--- BEGIN Records for the task ---

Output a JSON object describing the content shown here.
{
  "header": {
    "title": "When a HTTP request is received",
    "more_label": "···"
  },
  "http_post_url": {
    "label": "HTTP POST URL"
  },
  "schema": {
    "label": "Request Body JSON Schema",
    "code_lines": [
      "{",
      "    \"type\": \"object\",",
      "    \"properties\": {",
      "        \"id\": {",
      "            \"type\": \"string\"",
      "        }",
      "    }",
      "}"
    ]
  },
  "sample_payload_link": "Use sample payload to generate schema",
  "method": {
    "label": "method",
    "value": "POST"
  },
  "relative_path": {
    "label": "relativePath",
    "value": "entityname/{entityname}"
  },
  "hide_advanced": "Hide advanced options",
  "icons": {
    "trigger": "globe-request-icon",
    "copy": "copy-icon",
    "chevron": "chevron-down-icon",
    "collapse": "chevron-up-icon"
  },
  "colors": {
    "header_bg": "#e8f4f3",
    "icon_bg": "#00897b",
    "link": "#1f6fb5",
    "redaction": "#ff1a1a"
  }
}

--- END Records for the task ---

Directions
From the records, copy every line that has the string "value" in it.

Written solution
    "value": "POST"
    "value": "entityname/{entityname}"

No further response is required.